Below are the records; locate each line with the word "Delay" and copy it.

* BEGIN *

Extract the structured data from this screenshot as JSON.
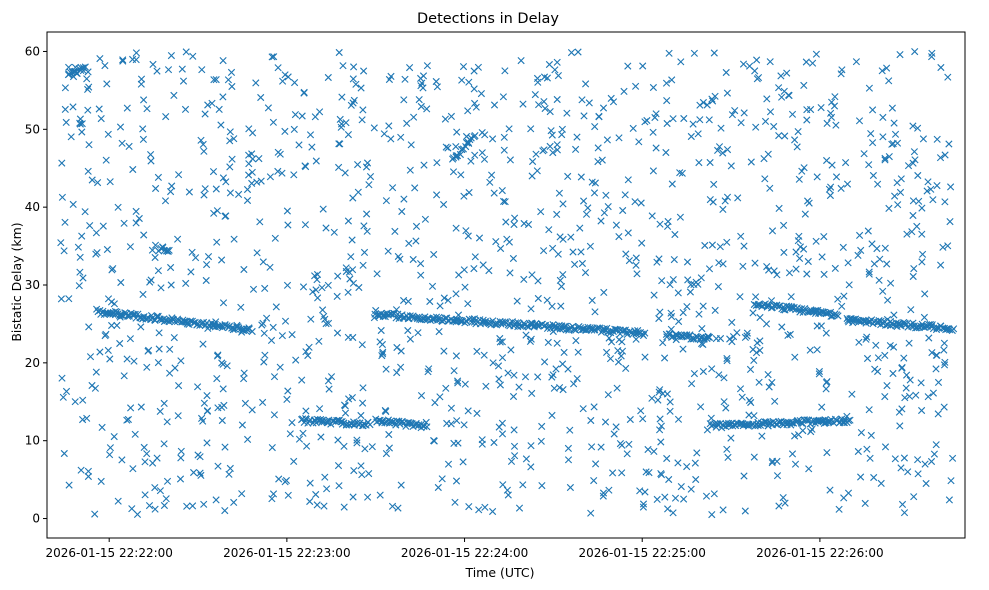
{
  "chart_data": {
    "type": "scatter",
    "title": "Detections in Delay",
    "xlabel": "Time (UTC)",
    "ylabel": "Bistatic Delay (km)",
    "x_axis": "datetime",
    "xlim": [
      "2026-01-15 22:21:39",
      "2026-01-15 22:26:49"
    ],
    "ylim": [
      -2.5,
      62.5
    ],
    "x_ticks": [
      "2026-01-15 22:22:00",
      "2026-01-15 22:23:00",
      "2026-01-15 22:24:00",
      "2026-01-15 22:25:00",
      "2026-01-15 22:26:00"
    ],
    "y_ticks": [
      0,
      10,
      20,
      30,
      40,
      50,
      60
    ],
    "grid": false,
    "legend": "none",
    "marker": "x",
    "marker_color": "#1f77b4",
    "series": [
      {
        "tracks": [
          {
            "start": [
              "2026-01-15 22:21:56",
              26.6
            ],
            "end": [
              "2026-01-15 22:22:48",
              24.3
            ]
          },
          {
            "start": [
              "2026-01-15 22:23:30",
              26.2
            ],
            "end": [
              "2026-01-15 22:25:01",
              23.8
            ]
          },
          {
            "start": [
              "2026-01-15 22:25:08",
              23.6
            ],
            "end": [
              "2026-01-15 22:25:23",
              23.1
            ]
          },
          {
            "start": [
              "2026-01-15 22:25:38",
              27.6
            ],
            "end": [
              "2026-01-15 22:26:06",
              26.1
            ]
          },
          {
            "start": [
              "2026-01-15 22:26:09",
              25.5
            ],
            "end": [
              "2026-01-15 22:26:45",
              24.4
            ]
          },
          {
            "start": [
              "2026-01-15 22:23:05",
              12.6
            ],
            "end": [
              "2026-01-15 22:23:28",
              12.1
            ]
          },
          {
            "start": [
              "2026-01-15 22:23:30",
              12.6
            ],
            "end": [
              "2026-01-15 22:23:47",
              11.8
            ]
          },
          {
            "start": [
              "2026-01-15 22:25:23",
              11.9
            ],
            "end": [
              "2026-01-15 22:26:10",
              12.6
            ]
          },
          {
            "start": [
              "2026-01-15 22:21:46",
              57.0
            ],
            "end": [
              "2026-01-15 22:21:52",
              57.8
            ]
          },
          {
            "start": [
              "2026-01-15 22:22:17",
              34.6
            ],
            "end": [
              "2026-01-15 22:22:20",
              34.6
            ]
          },
          {
            "start": [
              "2026-01-15 22:23:56",
              46.0
            ],
            "end": [
              "2026-01-15 22:24:03",
              49.0
            ]
          }
        ],
        "scatter_extent": {
          "x": [
            "2026-01-15 22:21:43",
            "2026-01-15 22:26:45"
          ],
          "y": [
            0.5,
            60
          ]
        },
        "scatter_count": 1400
      }
    ]
  }
}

* END *

Answer for this exercise
    "title": "Detections in Delay",
    "ylabel": "Bistatic Delay (km)",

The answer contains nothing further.